=== DATASET ===
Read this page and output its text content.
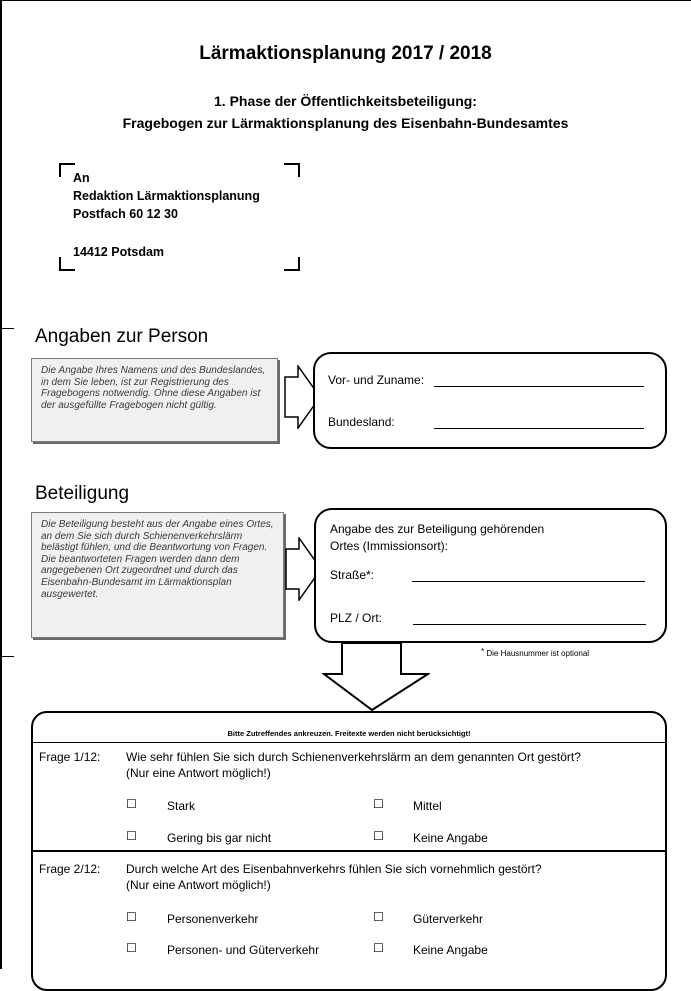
Lärmaktionsplanung 2017 / 2018
1. Phase der Öffentlichkeitsbeteiligung:
Fragebogen zur Lärmaktionsplanung des Eisenbahn-Bundesamtes
An
Redaktion Lärmaktionsplanung
Postfach 60 12 30
14412 Potsdam
Angaben zur Person
Die Angabe Ihres Namens und des Bundeslandes, in dem Sie leben, ist zur Registrierung des Fragebogens notwendig. Ohne diese Angaben ist der ausgefüllte Fragebogen nicht gültig.
Vor- und Zuname:
Bundesland:
Beteiligung
Die Beteiligung besteht aus der Angabe eines Ortes, an dem Sie sich durch Schienenverkehrslärm belästigt fühlen, und die Beantwortung von Fragen. Die beantworteten Fragen werden dann dem angegebenen Ort zugeordnet und durch das Eisenbahn-Bundesamt im Lärmaktionsplan ausgewertet.
Angabe des zur Beteiligung gehörenden
Ortes (Immissionsort):
Straße*:
PLZ / Ort:
* Die Hausnummer ist optional
Bitte Zutreffendes ankreuzen. Freitexte werden nicht berücksichtigt!
Frage 1/12: Wie sehr fühlen Sie sich durch Schienenverkehrslärm an dem genannten Ort gestört?
(Nur eine Antwort möglich!)
☐	Stark	☐ Mittel
☐	Gering bis gar nicht	☐ Keine Angabe
Frage 2/12: Durch welche Art des Eisenbahnverkehrs fühlen Sie sich vornehmlich gestört?
(Nur eine Antwort möglich!)
☐	Personenverkehr	☐ Güterverkehr
☐	Personen- und Güterverkehr	☐ Keine Angabe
===
- [EXERCISE] From the records given above, reproduce all text exactly and exclude each picture.

- [RESPONSE TO THE EXERCISE]
Read this page and output its text content.
Lärmaktionsplanung 2017 / 2018
1. Phase der Öffentlichkeitsbeteiligung:
Fragebogen zur Lärmaktionsplanung des Eisenbahn-Bundesamtes
An
Redaktion Lärmaktionsplanung
Postfach 60 12 30
14412 Potsdam
Angaben zur Person
Die Angabe Ihres Namens und des Bundeslandes, in dem Sie leben, ist zur Registrierung des Fragebogens notwendig. Ohne diese Angaben ist der ausgefüllte Fragebogen nicht gültig.
Vor- und Zuname:
Bundesland:
Beteiligung
Die Beteiligung besteht aus der Angabe eines Ortes, an dem Sie sich durch Schienenverkehrslärm belästigt fühlen, und die Beantwortung von Fragen. Die beantworteten Fragen werden dann dem angegebenen Ort zugeordnet und durch das Eisenbahn-Bundesamt im Lärmaktionsplan ausgewertet.
Angabe des zur Beteiligung gehörenden
Ortes (Immissionsort):
Straße*:
PLZ / Ort:
* Die Hausnummer ist optional
Bitte Zutreffendes ankreuzen. Freitexte werden nicht berücksichtigt!
Frage 1/12: Wie sehr fühlen Sie sich durch Schienenverkehrslärm an dem genannten Ort gestört?
(Nur eine Antwort möglich!)
☐	Stark	☐ Mittel
☐	Gering bis gar nicht	☐ Keine Angabe
Frage 2/12: Durch welche Art des Eisenbahnverkehrs fühlen Sie sich vornehmlich gestört?
(Nur eine Antwort möglich!)
☐	Personenverkehr	☐ Güterverkehr
☐	Personen- und Güterverkehr	☐ Keine Angabe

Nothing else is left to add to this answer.